At the same time, these services fundamentally rely on two or more individuals – rather than the roles they represent – interacting. When we’re buying goods and services we interact with people as roles (e.g. sales assistant and consumer) each of us reading our respective scripts. These ‘roles’ dissolve within the sharing economy – and we interact as individuals. This will inevitably create tension or as Tonkinwise explains, ‘social friction’. As much as sharing platforms will try and reduce this ‘social friction’ it will never be removed altogether and will remain an inevitable part of sharing platforms. The questions then are – how do you reduce ‘social friction’, what are the new conventions which enable people to collaborate and how do you compensate for this friction?

Others highlighted legal and regulatory challenges. Garcia mentioned that in his discussions about sharing, many people often asked whether this was a legitimate form of consumption or whether it was in some way part of the ‘black market’. Another challenge is geography. Sharing platforms work best in densely populated areas – they’re more problematic in rural and suburban settings where there are fewer people to create sharing communities. Participants raised another concern: that sharing platforms would encourage people to gravitate towards people like them – excluding those who are different or come from different communities, cultures and backgrounds. Trade Unions were also mentioned as an impediment to sharing platforms. Participants noted examples of unions objecting to and then blocking the introduction of sharing projects or platforms – often because of perceptions that such projects would threaten union jobs.

Show me the money

It’s often said that the currency of the sharing economy is trust. But increasingly, as sharing platforms try to scale, they are reverting to cash transactions between sharers. As Tonkinwise explains, however, this isn’t necessarily about ‘making money’. Money also performs a function in relation to trust – in fact, money is often used instead of trust. For example, taking a deposit, or asking for a symbolic financial contribution, can enable collaboration where there is no existing social relationship and therefore no trust.  As Frédéric Mazzella from BlaBlaCar explained – when you put down your cash, you are committing yourself to a certain course of action. This was echoed by Tonkinwise who argued that in these cases, money creates rather than alienates social relationships.

Never trust a stranger?
※
● Directions for this task:
Reproduce the sharing economy text word for word between "At the same" and "for this friction?", inclusive. You can ignore the rows entirely.

● Entries provided:
※
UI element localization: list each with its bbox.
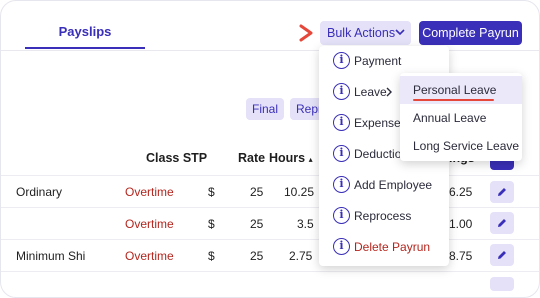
app-frame: Payslips Bulk Actions Complete Payrun Fi… bbox=[0, 0, 540, 298]
row-currency: $ bbox=[208, 249, 215, 263]
chevron-down-icon bbox=[395, 29, 405, 36]
row-amount: 8.75 bbox=[449, 249, 473, 263]
row-class: Overtime bbox=[125, 185, 174, 199]
row-hours: 10.25 bbox=[284, 185, 315, 199]
info-icon: i bbox=[333, 238, 350, 255]
submenu-item-long-service-leave[interactable]: Long Service Leave bbox=[400, 132, 522, 160]
tab-divider bbox=[1, 50, 539, 51]
row-divider bbox=[1, 239, 539, 240]
pencil-icon bbox=[498, 188, 506, 196]
menu-item-label: Delete Payrun bbox=[354, 240, 431, 254]
menu-item-label: Expense bbox=[354, 116, 401, 130]
row-rate: 25 bbox=[250, 217, 264, 231]
row-amount: 6.25 bbox=[449, 185, 473, 199]
info-icon: i bbox=[333, 114, 350, 131]
tab-payslips[interactable]: Payslips bbox=[25, 15, 145, 51]
sort-ascending-icon: ▴ bbox=[308, 155, 313, 164]
complete-payrun-button[interactable]: Complete Payrun bbox=[419, 21, 522, 45]
row-currency: $ bbox=[208, 217, 215, 231]
info-icon: i bbox=[333, 176, 350, 193]
row-rate: 25 bbox=[250, 249, 264, 263]
menu-item-label: Add Employee bbox=[354, 178, 433, 192]
column-header-hours[interactable]: Hours ▴ bbox=[269, 151, 313, 165]
info-icon: i bbox=[333, 83, 350, 100]
row-name: Minimum Shi bbox=[16, 249, 86, 263]
submenu-item-annual-leave[interactable]: Annual Leave bbox=[400, 104, 522, 132]
row-currency: $ bbox=[208, 185, 215, 199]
menu-item-label: Reprocess bbox=[354, 209, 412, 223]
row-divider bbox=[1, 175, 539, 176]
menu-item-delete-payrun[interactable]: i Delete Payrun bbox=[319, 232, 449, 262]
annotation-arrow-icon bbox=[299, 24, 313, 42]
row-name: Ordinary bbox=[16, 185, 63, 199]
annotation-underline bbox=[413, 99, 494, 101]
edit-row-button[interactable] bbox=[490, 244, 514, 266]
row-rate: 25 bbox=[250, 185, 264, 199]
leave-submenu: Personal Leave Annual Leave Long Service… bbox=[400, 73, 522, 161]
edit-row-button[interactable] bbox=[490, 277, 514, 291]
info-icon: i bbox=[333, 52, 350, 69]
menu-item-label: Payment bbox=[354, 54, 402, 68]
pencil-icon bbox=[498, 251, 506, 259]
row-divider bbox=[1, 207, 539, 208]
bulk-actions-button[interactable]: Bulk Actions bbox=[320, 21, 411, 45]
info-icon: i bbox=[333, 207, 350, 224]
active-tab-indicator bbox=[25, 47, 145, 49]
pencil-icon bbox=[498, 219, 506, 227]
column-header-class-stp: Class STP bbox=[146, 151, 208, 165]
info-icon: i bbox=[333, 145, 350, 162]
column-header-hours-label: Hours bbox=[269, 151, 306, 165]
row-hours: 3.5 bbox=[297, 217, 314, 231]
edit-row-button[interactable] bbox=[490, 181, 514, 203]
row-class: Overtime bbox=[125, 217, 174, 231]
chevron-right-icon bbox=[386, 87, 392, 97]
menu-item-payment[interactable]: i Payment bbox=[319, 46, 449, 76]
menu-item-label: Leave bbox=[354, 85, 387, 99]
row-divider bbox=[1, 271, 539, 272]
bulk-actions-label: Bulk Actions bbox=[327, 26, 396, 40]
row-hours: 2.75 bbox=[289, 249, 313, 263]
final-filter-button[interactable]: Final bbox=[246, 98, 284, 120]
row-class: Overtime bbox=[125, 249, 174, 263]
edit-row-button[interactable] bbox=[490, 212, 514, 234]
row-amount: 1.00 bbox=[449, 217, 473, 231]
menu-item-reprocess[interactable]: i Reprocess bbox=[319, 201, 449, 231]
menu-item-add-employee[interactable]: i Add Employee bbox=[319, 170, 449, 200]
column-header-rate: Rate bbox=[238, 151, 266, 165]
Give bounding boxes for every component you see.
※
● Task answer:
At the same time, these services fundamentally rely on two or more individuals – rather than the roles they represent – interacting. When we’re buying goods and services we interact with people as roles (e.g. sales assistant and consumer) each of us reading our respective scripts. These ‘roles’ dissolve within the sharing economy – and we interact as individuals. This will inevitably create tension or as Tonkinwise explains, ‘social friction’. As much as sharing platforms will try and reduce this ‘social friction’ it will never be removed altogether and will remain an inevitable part of sharing platforms. The questions then are – how do you reduce ‘social friction’, what are the new conventions which enable people to collaborate and how do you compensate for this friction?